**Do this**
Copy out all of the material, matching it word for word.

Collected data
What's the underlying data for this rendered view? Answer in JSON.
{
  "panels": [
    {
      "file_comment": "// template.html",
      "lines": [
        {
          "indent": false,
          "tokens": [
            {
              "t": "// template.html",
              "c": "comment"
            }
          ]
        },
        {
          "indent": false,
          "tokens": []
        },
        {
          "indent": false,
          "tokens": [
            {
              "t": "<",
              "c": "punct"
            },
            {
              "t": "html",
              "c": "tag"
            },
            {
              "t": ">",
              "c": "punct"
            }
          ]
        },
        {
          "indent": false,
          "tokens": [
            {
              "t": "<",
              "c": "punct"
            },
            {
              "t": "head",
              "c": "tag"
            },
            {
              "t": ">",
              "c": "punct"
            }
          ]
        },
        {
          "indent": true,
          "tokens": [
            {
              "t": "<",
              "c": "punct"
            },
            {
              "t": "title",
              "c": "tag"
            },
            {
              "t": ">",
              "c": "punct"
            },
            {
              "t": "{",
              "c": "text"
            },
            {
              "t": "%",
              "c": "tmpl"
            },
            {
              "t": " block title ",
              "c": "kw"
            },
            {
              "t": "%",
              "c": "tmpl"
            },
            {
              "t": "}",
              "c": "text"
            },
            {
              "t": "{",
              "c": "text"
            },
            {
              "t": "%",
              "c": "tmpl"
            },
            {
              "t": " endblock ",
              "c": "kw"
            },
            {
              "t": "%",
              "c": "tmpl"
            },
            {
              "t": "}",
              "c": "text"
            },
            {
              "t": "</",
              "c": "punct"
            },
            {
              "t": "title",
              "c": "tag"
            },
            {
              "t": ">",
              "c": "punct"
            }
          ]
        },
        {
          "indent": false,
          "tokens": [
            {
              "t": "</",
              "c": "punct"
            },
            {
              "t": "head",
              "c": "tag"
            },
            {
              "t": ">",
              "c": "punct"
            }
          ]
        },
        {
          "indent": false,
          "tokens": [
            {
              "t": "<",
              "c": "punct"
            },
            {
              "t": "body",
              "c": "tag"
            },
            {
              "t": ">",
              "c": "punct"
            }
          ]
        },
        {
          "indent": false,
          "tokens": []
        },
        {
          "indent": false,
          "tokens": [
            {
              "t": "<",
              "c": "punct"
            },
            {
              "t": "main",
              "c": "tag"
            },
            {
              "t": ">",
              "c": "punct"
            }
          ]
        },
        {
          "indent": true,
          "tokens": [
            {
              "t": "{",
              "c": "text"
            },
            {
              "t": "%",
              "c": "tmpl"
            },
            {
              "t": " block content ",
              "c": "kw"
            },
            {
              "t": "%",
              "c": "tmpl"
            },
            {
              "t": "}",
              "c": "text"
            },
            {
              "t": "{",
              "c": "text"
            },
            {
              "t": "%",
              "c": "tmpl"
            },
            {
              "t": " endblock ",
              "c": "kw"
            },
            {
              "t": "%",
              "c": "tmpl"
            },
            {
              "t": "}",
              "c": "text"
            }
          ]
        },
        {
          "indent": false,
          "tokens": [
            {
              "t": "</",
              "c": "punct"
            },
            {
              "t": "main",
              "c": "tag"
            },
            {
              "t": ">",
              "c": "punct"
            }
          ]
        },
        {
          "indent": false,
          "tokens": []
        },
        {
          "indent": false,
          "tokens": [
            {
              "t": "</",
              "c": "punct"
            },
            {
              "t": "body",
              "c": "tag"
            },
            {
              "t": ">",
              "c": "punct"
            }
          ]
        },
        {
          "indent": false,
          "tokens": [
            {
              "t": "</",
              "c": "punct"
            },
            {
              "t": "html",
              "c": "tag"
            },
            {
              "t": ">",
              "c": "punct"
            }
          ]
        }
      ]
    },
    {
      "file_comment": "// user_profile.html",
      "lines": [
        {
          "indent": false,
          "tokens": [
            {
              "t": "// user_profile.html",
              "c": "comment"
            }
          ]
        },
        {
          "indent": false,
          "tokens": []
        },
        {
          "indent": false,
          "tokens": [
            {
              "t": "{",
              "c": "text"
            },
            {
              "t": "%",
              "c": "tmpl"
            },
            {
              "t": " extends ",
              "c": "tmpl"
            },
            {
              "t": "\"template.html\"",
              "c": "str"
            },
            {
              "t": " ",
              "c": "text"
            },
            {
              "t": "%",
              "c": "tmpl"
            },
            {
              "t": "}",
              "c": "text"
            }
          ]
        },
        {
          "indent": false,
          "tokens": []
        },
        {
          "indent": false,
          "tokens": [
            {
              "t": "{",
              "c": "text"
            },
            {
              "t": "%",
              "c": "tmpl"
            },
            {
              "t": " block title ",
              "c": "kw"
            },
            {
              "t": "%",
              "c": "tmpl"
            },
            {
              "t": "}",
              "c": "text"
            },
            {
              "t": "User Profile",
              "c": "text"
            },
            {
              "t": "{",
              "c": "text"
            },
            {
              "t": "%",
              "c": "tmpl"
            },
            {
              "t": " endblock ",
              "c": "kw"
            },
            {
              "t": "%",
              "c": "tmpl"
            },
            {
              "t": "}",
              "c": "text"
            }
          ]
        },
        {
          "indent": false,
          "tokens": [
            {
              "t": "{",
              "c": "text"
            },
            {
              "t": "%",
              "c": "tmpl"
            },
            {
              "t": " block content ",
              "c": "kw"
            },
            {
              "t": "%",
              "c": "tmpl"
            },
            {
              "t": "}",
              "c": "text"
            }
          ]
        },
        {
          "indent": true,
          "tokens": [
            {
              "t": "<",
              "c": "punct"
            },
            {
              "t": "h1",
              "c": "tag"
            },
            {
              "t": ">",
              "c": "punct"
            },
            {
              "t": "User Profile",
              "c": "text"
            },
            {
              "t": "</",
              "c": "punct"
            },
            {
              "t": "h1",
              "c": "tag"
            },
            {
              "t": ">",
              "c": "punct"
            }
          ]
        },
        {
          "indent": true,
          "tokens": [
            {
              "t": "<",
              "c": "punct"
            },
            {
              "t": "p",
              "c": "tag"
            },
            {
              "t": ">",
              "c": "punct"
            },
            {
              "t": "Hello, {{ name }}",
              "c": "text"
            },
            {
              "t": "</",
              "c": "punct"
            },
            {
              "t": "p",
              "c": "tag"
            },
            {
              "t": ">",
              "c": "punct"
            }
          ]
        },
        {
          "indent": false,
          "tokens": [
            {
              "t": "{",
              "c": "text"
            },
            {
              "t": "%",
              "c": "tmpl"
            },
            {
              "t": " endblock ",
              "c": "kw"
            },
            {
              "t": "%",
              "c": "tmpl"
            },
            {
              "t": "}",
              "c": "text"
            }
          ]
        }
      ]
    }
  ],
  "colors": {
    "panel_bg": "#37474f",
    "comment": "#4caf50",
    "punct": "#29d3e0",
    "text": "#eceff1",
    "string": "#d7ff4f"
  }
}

**Correct result**
What's the underlying data for this rendered view? Answer in JSON.
{
  "panels": [
    {
      "file_comment": "// template.html",
      "lines": [
        {
          "indent": false,
          "tokens": [
            {
              "t": "// template.html",
              "c": "comment"
            }
          ]
        },
        {
          "indent": false,
          "tokens": []
        },
        {
          "indent": false,
          "tokens": [
            {
              "t": "<",
              "c": "punct"
            },
            {
              "t": "html",
              "c": "tag"
            },
            {
              "t": ">",
              "c": "punct"
            }
          ]
        },
        {
          "indent": false,
          "tokens": [
            {
              "t": "<",
              "c": "punct"
            },
            {
              "t": "head",
              "c": "tag"
            },
            {
              "t": ">",
              "c": "punct"
            }
          ]
        },
        {
          "indent": true,
          "tokens": [
            {
              "t": "<",
              "c": "punct"
            },
            {
              "t": "title",
              "c": "tag"
            },
            {
              "t": ">",
              "c": "punct"
            },
            {
              "t": "{",
              "c": "text"
            },
            {
              "t": "%",
              "c": "tmpl"
            },
            {
              "t": " block title ",
              "c": "kw"
            },
            {
              "t": "%",
              "c": "tmpl"
            },
            {
              "t": "}",
              "c": "text"
            },
            {
              "t": "{",
              "c": "text"
            },
            {
              "t": "%",
              "c": "tmpl"
            },
            {
              "t": " endblock ",
              "c": "kw"
            },
            {
              "t": "%",
              "c": "tmpl"
            },
            {
              "t": "}",
              "c": "text"
            },
            {
              "t": "</",
              "c": "punct"
            },
            {
              "t": "title",
              "c": "tag"
            },
            {
              "t": ">",
              "c": "punct"
            }
          ]
        },
        {
          "indent": false,
          "tokens": [
            {
              "t": "</",
              "c": "punct"
            },
            {
              "t": "head",
              "c": "tag"
            },
            {
              "t": ">",
              "c": "punct"
            }
          ]
        },
        {
          "indent": false,
          "tokens": [
            {
              "t": "<",
              "c": "punct"
            },
            {
              "t": "body",
              "c": "tag"
            },
            {
              "t": ">",
              "c": "punct"
            }
          ]
        },
        {
          "indent": false,
          "tokens": []
        },
        {
          "indent": false,
          "tokens": [
            {
              "t": "<",
              "c": "punct"
            },
            {
              "t": "main",
              "c": "tag"
            },
            {
              "t": ">",
              "c": "punct"
            }
          ]
        },
        {
          "indent": true,
          "tokens": [
            {
              "t": "{",
              "c": "text"
            },
            {
              "t": "%",
              "c": "tmpl"
            },
            {
              "t": " block content ",
              "c": "kw"
            },
            {
              "t": "%",
              "c": "tmpl"
            },
            {
              "t": "}",
              "c": "text"
            },
            {
              "t": "{",
              "c": "text"
            },
            {
              "t": "%",
              "c": "tmpl"
            },
            {
              "t": " endblock ",
              "c": "kw"
            },
            {
              "t": "%",
              "c": "tmpl"
            },
            {
              "t": "}",
              "c": "text"
            }
          ]
        },
        {
          "indent": false,
          "tokens": [
            {
              "t": "</",
              "c": "punct"
            },
            {
              "t": "main",
              "c": "tag"
            },
            {
              "t": ">",
              "c": "punct"
            }
          ]
        },
        {
          "indent": false,
          "tokens": []
        },
        {
          "indent": false,
          "tokens": [
            {
              "t": "</",
              "c": "punct"
            },
            {
              "t": "body",
              "c": "tag"
            },
            {
              "t": ">",
              "c": "punct"
            }
          ]
        },
        {
          "indent": false,
          "tokens": [
            {
              "t": "</",
              "c": "punct"
            },
            {
              "t": "html",
              "c": "tag"
            },
            {
              "t": ">",
              "c": "punct"
            }
          ]
        }
      ]
    },
    {
      "file_comment": "// user_profile.html",
      "lines": [
        {
          "indent": false,
          "tokens": [
            {
              "t": "// user_profile.html",
              "c": "comment"
            }
          ]
        },
        {
          "indent": false,
          "tokens": []
        },
        {
          "indent": false,
          "tokens": [
            {
              "t": "{",
              "c": "text"
            },
            {
              "t": "%",
              "c": "tmpl"
            },
            {
              "t": " extends ",
              "c": "tmpl"
            },
            {
              "t": "\"template.html\"",
              "c": "str"
            },
            {
              "t": " ",
              "c": "text"
            },
            {
              "t": "%",
              "c": "tmpl"
            },
            {
              "t": "}",
              "c": "text"
            }
          ]
        },
        {
          "indent": false,
          "tokens": []
        },
        {
          "indent": false,
          "tokens": [
            {
              "t": "{",
              "c": "text"
            },
            {
              "t": "%",
              "c": "tmpl"
            },
            {
              "t": " block title ",
              "c": "kw"
            },
            {
              "t": "%",
              "c": "tmpl"
            },
            {
              "t": "}",
              "c": "text"
            },
            {
              "t": "User Profile",
              "c": "text"
            },
            {
              "t": "{",
              "c": "text"
            },
            {
              "t": "%",
              "c": "tmpl"
            },
            {
              "t": " endblock ",
              "c": "kw"
            },
            {
              "t": "%",
              "c": "tmpl"
            },
            {
              "t": "}",
              "c": "text"
            }
          ]
        },
        {
          "indent": false,
          "tokens": [
            {
              "t": "{",
              "c": "text"
            },
            {
              "t": "%",
              "c": "tmpl"
            },
            {
              "t": " block content ",
              "c": "kw"
            },
            {
              "t": "%",
              "c": "tmpl"
            },
            {
              "t": "}",
              "c": "text"
            }
          ]
        },
        {
          "indent": true,
          "tokens": [
            {
              "t": "<",
              "c": "punct"
            },
            {
              "t": "h1",
              "c": "tag"
            },
            {
              "t": ">",
              "c": "punct"
            },
            {
              "t": "User Profile",
              "c": "text"
            },
            {
              "t": "</",
              "c": "punct"
            },
            {
              "t": "h1",
              "c": "tag"
            },
            {
              "t": ">",
              "c": "punct"
            }
          ]
        },
        {
          "indent": true,
          "tokens": [
            {
              "t": "<",
              "c": "punct"
            },
            {
              "t": "p",
              "c": "tag"
            },
            {
              "t": ">",
              "c": "punct"
            },
            {
              "t": "Hello, {{ name }}",
              "c": "text"
            },
            {
              "t": "</",
              "c": "punct"
            },
            {
              "t": "p",
              "c": "tag"
            },
            {
              "t": ">",
              "c": "punct"
            }
          ]
        },
        {
          "indent": false,
          "tokens": [
            {
              "t": "{",
              "c": "text"
            },
            {
              "t": "%",
              "c": "tmpl"
            },
            {
              "t": " endblock ",
              "c": "kw"
            },
            {
              "t": "%",
              "c": "tmpl"
            },
            {
              "t": "}",
              "c": "text"
            }
          ]
        }
      ]
    }
  ],
  "colors": {
    "panel_bg": "#37474f",
    "comment": "#4caf50",
    "punct": "#29d3e0",
    "text": "#eceff1",
    "string": "#d7ff4f"
  }
}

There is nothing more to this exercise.